What is expected:
Show every line in the records below that contains the word "đăng".

(Part of a data file)

+---+

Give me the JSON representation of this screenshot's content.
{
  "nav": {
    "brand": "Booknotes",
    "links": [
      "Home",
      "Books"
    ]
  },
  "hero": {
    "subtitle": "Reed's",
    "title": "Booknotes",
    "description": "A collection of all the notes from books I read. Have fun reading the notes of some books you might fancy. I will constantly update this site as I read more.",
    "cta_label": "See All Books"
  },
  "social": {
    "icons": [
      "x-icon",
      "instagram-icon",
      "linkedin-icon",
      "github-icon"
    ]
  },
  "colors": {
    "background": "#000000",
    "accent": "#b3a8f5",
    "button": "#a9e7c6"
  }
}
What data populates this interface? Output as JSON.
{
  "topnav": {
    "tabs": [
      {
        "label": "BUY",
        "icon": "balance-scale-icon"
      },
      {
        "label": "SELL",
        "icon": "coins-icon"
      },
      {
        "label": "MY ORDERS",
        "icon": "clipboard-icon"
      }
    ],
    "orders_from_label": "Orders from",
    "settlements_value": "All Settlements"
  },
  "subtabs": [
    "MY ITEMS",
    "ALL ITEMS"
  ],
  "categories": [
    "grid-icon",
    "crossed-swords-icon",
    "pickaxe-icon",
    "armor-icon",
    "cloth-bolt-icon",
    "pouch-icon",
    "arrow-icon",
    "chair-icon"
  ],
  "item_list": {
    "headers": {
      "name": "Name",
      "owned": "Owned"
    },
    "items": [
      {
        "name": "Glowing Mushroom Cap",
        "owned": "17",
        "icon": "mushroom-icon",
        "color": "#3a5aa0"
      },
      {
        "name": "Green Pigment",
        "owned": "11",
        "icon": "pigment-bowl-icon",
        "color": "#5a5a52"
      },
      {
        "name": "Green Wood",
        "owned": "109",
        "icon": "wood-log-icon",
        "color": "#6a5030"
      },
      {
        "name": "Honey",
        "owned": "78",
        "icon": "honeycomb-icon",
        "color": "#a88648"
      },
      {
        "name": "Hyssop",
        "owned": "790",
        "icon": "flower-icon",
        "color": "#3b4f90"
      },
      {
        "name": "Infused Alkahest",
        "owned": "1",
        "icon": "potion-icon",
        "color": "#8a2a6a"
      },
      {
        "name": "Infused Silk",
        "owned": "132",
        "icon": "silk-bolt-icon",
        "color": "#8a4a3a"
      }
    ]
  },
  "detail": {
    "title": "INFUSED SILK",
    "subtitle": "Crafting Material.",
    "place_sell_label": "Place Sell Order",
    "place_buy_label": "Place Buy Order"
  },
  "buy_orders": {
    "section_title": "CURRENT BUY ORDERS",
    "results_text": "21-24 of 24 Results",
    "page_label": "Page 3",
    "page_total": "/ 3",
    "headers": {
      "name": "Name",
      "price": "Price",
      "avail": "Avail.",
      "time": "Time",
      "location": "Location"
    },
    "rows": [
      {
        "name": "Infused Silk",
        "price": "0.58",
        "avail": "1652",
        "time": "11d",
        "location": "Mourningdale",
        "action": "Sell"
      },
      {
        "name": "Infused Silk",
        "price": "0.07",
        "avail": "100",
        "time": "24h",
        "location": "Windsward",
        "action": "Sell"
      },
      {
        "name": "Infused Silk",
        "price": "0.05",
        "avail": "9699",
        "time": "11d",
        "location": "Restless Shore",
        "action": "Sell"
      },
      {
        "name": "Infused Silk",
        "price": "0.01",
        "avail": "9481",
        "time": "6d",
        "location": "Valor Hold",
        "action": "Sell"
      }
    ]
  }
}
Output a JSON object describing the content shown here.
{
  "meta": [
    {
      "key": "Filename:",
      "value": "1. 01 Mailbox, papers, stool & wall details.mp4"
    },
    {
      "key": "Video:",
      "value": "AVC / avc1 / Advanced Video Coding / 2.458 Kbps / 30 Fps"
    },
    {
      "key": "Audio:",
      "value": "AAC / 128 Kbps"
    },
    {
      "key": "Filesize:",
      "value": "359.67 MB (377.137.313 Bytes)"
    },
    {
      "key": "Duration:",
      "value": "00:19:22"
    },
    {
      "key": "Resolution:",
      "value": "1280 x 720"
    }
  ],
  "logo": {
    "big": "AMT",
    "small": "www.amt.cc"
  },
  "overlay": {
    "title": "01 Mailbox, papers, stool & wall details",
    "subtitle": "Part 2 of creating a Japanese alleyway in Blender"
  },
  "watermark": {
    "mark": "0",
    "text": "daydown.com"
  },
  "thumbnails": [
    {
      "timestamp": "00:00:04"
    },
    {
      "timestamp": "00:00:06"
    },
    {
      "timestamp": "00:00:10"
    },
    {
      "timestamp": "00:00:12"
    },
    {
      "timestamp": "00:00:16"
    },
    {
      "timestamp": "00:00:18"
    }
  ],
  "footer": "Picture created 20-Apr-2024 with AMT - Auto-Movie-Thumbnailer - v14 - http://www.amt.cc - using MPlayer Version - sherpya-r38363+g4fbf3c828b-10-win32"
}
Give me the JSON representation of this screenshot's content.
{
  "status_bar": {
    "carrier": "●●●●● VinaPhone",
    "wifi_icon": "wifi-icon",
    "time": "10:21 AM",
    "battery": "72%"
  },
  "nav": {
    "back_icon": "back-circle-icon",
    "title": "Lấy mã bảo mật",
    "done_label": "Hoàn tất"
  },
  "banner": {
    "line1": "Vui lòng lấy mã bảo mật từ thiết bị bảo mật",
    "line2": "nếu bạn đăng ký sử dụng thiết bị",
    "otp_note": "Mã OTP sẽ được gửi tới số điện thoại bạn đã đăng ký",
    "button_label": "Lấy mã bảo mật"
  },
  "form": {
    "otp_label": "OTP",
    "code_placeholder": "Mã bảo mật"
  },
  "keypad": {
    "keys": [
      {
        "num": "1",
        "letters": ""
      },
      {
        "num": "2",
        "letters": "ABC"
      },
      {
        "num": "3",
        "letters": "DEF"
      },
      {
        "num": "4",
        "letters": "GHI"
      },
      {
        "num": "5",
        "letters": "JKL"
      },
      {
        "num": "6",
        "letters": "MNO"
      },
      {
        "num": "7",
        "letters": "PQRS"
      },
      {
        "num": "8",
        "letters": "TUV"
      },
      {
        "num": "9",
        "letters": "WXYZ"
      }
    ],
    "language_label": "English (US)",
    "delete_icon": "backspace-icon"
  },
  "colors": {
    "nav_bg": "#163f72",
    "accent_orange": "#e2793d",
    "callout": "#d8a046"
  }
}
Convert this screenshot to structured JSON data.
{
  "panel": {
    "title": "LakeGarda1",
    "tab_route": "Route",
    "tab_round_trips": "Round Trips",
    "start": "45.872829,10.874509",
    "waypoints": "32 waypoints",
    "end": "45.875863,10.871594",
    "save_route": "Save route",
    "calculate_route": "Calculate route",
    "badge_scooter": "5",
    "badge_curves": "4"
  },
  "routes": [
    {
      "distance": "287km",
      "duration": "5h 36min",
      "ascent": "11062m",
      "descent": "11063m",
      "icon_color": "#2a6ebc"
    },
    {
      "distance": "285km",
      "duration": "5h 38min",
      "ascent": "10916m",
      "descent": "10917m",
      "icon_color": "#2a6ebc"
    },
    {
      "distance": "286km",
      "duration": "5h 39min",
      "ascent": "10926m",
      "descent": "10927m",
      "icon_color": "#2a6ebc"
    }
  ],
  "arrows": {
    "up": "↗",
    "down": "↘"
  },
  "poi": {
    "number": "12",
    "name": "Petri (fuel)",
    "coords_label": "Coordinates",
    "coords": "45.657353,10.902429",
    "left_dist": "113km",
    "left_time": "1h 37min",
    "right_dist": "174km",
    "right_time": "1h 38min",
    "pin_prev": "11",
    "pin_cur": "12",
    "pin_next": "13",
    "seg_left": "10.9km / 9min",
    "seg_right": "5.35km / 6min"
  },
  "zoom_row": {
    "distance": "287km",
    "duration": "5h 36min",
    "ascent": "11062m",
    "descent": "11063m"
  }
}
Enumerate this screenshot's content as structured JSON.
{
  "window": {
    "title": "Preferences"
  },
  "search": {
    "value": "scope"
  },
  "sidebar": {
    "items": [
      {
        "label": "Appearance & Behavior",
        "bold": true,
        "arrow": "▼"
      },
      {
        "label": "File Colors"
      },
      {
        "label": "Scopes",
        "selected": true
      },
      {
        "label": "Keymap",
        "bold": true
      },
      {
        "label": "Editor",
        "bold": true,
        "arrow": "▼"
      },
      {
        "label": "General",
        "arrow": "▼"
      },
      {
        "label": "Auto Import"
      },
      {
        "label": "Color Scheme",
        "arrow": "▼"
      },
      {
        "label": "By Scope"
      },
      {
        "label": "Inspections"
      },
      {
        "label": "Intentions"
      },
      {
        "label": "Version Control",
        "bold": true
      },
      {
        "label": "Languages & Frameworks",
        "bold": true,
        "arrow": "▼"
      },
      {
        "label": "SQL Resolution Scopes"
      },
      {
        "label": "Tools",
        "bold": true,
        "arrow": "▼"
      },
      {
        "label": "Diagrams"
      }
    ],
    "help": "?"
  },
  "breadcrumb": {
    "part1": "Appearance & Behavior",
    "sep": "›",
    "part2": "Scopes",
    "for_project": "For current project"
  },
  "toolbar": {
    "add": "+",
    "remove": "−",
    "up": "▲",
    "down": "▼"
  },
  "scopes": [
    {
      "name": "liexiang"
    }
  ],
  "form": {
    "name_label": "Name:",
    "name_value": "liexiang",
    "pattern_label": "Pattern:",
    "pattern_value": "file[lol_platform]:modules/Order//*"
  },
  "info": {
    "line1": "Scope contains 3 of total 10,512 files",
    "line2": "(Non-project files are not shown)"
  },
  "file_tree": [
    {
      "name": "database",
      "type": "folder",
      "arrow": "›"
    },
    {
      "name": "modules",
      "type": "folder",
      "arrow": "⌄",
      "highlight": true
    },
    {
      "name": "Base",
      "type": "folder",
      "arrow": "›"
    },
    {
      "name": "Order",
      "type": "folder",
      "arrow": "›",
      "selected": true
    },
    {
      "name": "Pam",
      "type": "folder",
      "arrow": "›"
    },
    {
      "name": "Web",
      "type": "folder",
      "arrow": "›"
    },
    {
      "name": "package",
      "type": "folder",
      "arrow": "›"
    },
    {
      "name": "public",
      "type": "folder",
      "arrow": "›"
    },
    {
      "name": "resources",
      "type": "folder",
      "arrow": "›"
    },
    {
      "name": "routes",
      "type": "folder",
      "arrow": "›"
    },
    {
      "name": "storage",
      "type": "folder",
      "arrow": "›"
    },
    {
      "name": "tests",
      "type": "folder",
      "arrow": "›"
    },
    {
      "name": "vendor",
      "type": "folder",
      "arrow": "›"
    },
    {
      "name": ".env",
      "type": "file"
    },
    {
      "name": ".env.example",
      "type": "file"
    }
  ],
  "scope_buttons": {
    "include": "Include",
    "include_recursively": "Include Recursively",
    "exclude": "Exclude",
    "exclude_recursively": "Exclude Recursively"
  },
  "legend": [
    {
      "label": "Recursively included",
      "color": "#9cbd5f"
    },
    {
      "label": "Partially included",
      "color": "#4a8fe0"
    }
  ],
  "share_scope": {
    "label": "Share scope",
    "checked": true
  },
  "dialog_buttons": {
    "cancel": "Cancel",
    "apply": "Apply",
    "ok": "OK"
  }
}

+---+

Problem solution:
    "line2": "nếu bạn đăng ký sử dụng thiết bị",
    "otp_note": "Mã OTP sẽ được gửi tới số điện thoại bạn đã đăng ký",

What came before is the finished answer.